◆ Goal of the exercise: Wherever the string "NORTH" appears in a line, extract that line.

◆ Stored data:
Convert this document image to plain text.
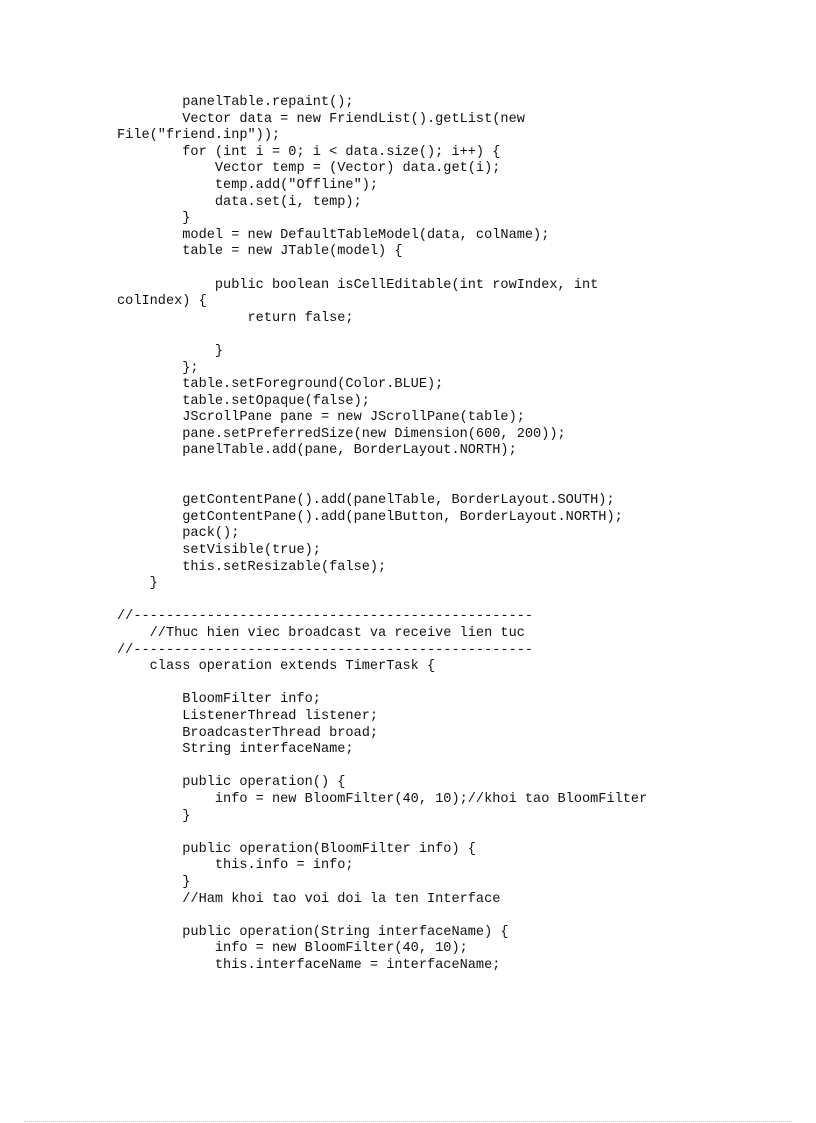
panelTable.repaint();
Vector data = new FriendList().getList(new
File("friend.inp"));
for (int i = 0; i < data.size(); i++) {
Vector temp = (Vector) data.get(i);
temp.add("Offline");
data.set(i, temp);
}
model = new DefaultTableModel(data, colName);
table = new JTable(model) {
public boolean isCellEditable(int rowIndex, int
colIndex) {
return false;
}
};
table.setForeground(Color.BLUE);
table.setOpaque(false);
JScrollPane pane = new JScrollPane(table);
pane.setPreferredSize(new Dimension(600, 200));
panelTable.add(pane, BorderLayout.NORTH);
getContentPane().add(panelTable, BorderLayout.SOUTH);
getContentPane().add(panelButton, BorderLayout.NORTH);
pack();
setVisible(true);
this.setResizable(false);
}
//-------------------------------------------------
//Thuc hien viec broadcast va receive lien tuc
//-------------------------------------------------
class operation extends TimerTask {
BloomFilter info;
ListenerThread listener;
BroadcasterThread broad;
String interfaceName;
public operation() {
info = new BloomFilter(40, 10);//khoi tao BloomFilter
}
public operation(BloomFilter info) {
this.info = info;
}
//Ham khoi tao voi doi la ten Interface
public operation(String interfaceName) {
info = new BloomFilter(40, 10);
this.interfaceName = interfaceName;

◆ Result of this task:
panelTable.add(pane, BorderLayout.NORTH);
getContentPane().add(panelButton, BorderLayout.NORTH);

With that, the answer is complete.